Additional Decisions
IN RE: HAIR RELAXER MARKETING SALES PRACTICES AND PRODUCTS LIABILITY LITIGATION
MDL No. 3060, Case No. 23-cv-0818
United States District Court, N.D. Illinois, Eastern Division
Filed March 01, 2024
Rowland, Mary M., United States District Judge

ORDER

Before the Court are the parties’ cross-briefs on whether Defendant L’Oréal U.S.A. has responded to requests for production in compliance with Federal Rules of Procedure 34(b)(2)(E). [423] [426]. For the following reasons, the Court finds that L’Oréal has complied with its Rule 34 obligations and declines to order L’Oréal to further organize and label its ESI production.

Plaintiffs served their first set of requests for production on L’Oréal on June 27, 2023. [423] Ex. B. L’Oréal represents that it responded to those requests in compliance with the parties’ agreed upon ESI protocol [109] and the standing protective order issued by this Court. [78]. To date, L’Oréal USA has produced 1,005 documents (13,682 pages) in four rounds of production in response to Plaintiffs’ initial discovery requests. [423] at 2.

Problems and tasks:
- 1) Answer these questions from the court order:
(a) Which United States District Judge is named?
(b) On what date did Plaintiffs serve their first set of requests for production on L’Oréal?
(c) How many documents has L’Oréal USA produced so far?
- 2) Write out the part of the court order between "Before the Court" and "its ESI production.", inclusive.

Extracted information:
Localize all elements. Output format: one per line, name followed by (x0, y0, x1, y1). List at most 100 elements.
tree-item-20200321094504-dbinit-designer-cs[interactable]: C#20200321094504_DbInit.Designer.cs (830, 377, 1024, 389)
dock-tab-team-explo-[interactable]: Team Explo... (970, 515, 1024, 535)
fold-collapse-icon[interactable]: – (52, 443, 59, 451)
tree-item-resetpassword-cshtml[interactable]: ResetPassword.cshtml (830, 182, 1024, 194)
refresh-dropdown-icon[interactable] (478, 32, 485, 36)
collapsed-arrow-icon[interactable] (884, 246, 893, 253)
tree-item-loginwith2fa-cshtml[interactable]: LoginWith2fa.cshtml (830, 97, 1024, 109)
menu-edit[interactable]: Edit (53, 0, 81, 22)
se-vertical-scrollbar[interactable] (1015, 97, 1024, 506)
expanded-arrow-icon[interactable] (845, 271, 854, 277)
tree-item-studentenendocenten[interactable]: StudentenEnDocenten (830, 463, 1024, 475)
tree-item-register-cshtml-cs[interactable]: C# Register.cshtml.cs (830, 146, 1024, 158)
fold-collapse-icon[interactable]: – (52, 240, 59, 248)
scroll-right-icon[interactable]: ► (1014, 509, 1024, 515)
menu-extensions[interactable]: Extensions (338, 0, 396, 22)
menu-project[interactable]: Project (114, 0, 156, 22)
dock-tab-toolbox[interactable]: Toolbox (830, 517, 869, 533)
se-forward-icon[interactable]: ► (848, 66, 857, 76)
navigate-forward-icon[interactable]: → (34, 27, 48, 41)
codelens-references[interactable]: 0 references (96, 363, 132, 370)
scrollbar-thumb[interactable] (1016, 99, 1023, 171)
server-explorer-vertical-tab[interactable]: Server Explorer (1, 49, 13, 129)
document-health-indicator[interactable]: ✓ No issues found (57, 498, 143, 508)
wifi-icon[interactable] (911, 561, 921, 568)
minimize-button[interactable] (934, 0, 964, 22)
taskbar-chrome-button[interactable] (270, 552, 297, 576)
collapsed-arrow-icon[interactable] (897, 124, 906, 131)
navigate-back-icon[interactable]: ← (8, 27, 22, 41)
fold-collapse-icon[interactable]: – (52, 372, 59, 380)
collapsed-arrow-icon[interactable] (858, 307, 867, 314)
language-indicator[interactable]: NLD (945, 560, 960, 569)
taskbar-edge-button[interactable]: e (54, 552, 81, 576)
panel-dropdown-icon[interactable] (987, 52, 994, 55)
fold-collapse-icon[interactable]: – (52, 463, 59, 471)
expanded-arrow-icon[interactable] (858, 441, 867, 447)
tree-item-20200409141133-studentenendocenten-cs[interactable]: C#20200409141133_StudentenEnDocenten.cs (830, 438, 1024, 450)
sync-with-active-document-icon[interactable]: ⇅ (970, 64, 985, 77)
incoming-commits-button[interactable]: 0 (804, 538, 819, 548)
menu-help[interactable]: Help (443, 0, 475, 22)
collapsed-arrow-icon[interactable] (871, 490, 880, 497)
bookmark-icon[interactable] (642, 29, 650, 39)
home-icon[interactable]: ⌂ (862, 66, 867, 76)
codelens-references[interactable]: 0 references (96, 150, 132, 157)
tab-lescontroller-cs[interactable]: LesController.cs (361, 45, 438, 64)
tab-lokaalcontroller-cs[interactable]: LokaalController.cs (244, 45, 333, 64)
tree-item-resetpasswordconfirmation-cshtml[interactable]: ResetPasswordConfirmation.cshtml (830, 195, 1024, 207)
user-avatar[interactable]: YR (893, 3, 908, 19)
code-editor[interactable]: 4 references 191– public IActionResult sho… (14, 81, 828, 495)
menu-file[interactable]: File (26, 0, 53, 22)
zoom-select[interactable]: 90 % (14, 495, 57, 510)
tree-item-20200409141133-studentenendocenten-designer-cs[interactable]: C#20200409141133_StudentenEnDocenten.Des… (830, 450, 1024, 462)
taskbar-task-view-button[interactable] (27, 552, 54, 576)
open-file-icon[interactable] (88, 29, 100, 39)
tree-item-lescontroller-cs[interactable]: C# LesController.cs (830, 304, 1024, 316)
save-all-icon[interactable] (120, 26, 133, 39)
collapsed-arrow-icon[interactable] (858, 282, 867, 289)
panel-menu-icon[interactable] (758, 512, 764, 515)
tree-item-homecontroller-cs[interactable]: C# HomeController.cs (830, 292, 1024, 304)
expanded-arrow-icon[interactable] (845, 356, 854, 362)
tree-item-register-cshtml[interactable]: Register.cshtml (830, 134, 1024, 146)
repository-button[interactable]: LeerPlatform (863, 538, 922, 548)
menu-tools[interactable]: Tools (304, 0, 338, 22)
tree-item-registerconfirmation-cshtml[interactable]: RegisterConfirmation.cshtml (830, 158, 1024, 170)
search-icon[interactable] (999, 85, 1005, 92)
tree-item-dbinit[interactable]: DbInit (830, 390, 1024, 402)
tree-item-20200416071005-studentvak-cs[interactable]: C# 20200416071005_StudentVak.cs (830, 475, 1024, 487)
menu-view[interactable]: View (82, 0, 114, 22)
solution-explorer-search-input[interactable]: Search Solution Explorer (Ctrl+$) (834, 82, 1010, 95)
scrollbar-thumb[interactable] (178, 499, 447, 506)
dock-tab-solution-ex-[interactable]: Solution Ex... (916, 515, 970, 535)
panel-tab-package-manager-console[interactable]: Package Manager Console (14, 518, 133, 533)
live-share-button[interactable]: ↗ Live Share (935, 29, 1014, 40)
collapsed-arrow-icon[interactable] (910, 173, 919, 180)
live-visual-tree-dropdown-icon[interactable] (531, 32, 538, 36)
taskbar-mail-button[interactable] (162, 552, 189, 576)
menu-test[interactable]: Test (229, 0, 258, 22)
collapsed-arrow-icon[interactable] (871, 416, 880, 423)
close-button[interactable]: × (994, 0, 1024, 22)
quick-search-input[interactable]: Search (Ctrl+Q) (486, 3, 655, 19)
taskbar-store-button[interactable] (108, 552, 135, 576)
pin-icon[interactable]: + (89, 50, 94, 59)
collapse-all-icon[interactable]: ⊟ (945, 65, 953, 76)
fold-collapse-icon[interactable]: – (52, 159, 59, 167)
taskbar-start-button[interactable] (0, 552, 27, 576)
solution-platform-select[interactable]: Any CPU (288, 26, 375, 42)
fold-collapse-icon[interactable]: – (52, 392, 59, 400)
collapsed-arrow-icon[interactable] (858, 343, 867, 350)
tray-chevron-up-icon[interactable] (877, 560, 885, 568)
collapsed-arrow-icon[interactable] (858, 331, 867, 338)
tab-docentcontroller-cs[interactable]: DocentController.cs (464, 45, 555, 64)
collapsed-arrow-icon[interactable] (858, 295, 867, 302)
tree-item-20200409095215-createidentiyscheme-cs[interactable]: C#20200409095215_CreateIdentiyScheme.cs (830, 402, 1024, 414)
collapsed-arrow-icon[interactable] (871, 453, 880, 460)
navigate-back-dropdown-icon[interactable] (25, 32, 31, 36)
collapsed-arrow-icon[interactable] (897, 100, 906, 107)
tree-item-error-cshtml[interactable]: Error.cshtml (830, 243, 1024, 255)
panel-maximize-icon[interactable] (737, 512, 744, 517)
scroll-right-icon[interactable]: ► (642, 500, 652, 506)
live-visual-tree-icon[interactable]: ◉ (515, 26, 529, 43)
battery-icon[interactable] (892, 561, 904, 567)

Answers to the exercise:
- 1)
(a) Mary M. Rowland
(b) June 27, 2023
(c) 1,005 documents (13,682 pages)

- 2)
Before the Court are the parties’ cross-briefs on whether Defendant L’Oréal U.S.A. has responded to requests for production in compliance with Federal Rules of Procedure 34(b)(2)(E). [423] [426]. For the following reasons, the Court finds that L’Oréal has complied with its Rule 34 obligations and declines to order L’Oréal to further organize and label its ESI production.